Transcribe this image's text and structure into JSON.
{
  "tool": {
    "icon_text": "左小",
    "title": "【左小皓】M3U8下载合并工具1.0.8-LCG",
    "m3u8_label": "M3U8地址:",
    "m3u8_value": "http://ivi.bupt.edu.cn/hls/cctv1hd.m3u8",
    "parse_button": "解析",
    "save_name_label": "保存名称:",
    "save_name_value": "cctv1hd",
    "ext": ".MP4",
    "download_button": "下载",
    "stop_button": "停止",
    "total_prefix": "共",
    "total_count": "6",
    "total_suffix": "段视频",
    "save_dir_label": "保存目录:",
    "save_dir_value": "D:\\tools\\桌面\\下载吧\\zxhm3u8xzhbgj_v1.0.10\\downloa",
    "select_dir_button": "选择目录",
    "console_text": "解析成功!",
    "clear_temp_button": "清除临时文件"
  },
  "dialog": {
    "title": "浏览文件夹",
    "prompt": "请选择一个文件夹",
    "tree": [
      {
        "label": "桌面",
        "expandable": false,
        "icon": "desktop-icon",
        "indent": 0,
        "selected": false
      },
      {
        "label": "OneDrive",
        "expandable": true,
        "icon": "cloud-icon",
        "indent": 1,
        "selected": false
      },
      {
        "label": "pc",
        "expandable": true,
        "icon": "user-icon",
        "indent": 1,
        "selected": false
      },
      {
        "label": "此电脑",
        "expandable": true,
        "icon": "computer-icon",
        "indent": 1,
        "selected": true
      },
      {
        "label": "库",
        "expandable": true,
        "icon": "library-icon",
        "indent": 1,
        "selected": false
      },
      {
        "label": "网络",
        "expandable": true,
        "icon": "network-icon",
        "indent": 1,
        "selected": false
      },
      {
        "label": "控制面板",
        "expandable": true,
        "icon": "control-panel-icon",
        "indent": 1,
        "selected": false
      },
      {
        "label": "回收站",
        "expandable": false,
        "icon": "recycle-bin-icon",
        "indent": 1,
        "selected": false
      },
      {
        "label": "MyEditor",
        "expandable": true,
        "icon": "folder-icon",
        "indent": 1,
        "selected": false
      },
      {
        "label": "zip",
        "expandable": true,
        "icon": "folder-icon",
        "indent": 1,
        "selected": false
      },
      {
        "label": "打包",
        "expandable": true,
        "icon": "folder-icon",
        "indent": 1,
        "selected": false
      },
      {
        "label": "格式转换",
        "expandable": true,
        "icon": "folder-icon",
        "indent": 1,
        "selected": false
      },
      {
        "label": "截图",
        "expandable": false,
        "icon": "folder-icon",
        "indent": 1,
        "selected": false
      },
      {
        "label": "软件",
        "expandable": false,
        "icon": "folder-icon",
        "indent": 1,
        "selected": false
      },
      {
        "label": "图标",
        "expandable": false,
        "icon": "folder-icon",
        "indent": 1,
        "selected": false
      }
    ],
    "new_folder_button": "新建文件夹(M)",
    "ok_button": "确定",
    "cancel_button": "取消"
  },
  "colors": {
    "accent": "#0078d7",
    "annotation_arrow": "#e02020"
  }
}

·····

▸ **EXERCISE PROMPT**
Return every entry exactly as given.

▸ **WORKED ANSWER**
Transcribe this image's text and structure into JSON.
{
  "tool": {
    "icon_text": "左小",
    "title": "【左小皓】M3U8下载合并工具1.0.8-LCG",
    "m3u8_label": "M3U8地址:",
    "m3u8_value": "http://ivi.bupt.edu.cn/hls/cctv1hd.m3u8",
    "parse_button": "解析",
    "save_name_label": "保存名称:",
    "save_name_value": "cctv1hd",
    "ext": ".MP4",
    "download_button": "下载",
    "stop_button": "停止",
    "total_prefix": "共",
    "total_count": "6",
    "total_suffix": "段视频",
    "save_dir_label": "保存目录:",
    "save_dir_value": "D:\\tools\\桌面\\下载吧\\zxhm3u8xzhbgj_v1.0.10\\downloa",
    "select_dir_button": "选择目录",
    "console_text": "解析成功!",
    "clear_temp_button": "清除临时文件"
  },
  "dialog": {
    "title": "浏览文件夹",
    "prompt": "请选择一个文件夹",
    "tree": [
      {
        "label": "桌面",
        "expandable": false,
        "icon": "desktop-icon",
        "indent": 0,
        "selected": false
      },
      {
        "label": "OneDrive",
        "expandable": true,
        "icon": "cloud-icon",
        "indent": 1,
        "selected": false
      },
      {
        "label": "pc",
        "expandable": true,
        "icon": "user-icon",
        "indent": 1,
        "selected": false
      },
      {
        "label": "此电脑",
        "expandable": true,
        "icon": "computer-icon",
        "indent": 1,
        "selected": true
      },
      {
        "label": "库",
        "expandable": true,
        "icon": "library-icon",
        "indent": 1,
        "selected": false
      },
      {
        "label": "网络",
        "expandable": true,
        "icon": "network-icon",
        "indent": 1,
        "selected": false
      },
      {
        "label": "控制面板",
        "expandable": true,
        "icon": "control-panel-icon",
        "indent": 1,
        "selected": false
      },
      {
        "label": "回收站",
        "expandable": false,
        "icon": "recycle-bin-icon",
        "indent": 1,
        "selected": false
      },
      {
        "label": "MyEditor",
        "expandable": true,
        "icon": "folder-icon",
        "indent": 1,
        "selected": false
      },
      {
        "label": "zip",
        "expandable": true,
        "icon": "folder-icon",
        "indent": 1,
        "selected": false
      },
      {
        "label": "打包",
        "expandable": true,
        "icon": "folder-icon",
        "indent": 1,
        "selected": false
      },
      {
        "label": "格式转换",
        "expandable": true,
        "icon": "folder-icon",
        "indent": 1,
        "selected": false
      },
      {
        "label": "截图",
        "expandable": false,
        "icon": "folder-icon",
        "indent": 1,
        "selected": false
      },
      {
        "label": "软件",
        "expandable": false,
        "icon": "folder-icon",
        "indent": 1,
        "selected": false
      },
      {
        "label": "图标",
        "expandable": false,
        "icon": "folder-icon",
        "indent": 1,
        "selected": false
      }
    ],
    "new_folder_button": "新建文件夹(M)",
    "ok_button": "确定",
    "cancel_button": "取消"
  },
  "colors": {
    "accent": "#0078d7",
    "annotation_arrow": "#e02020"
  }
}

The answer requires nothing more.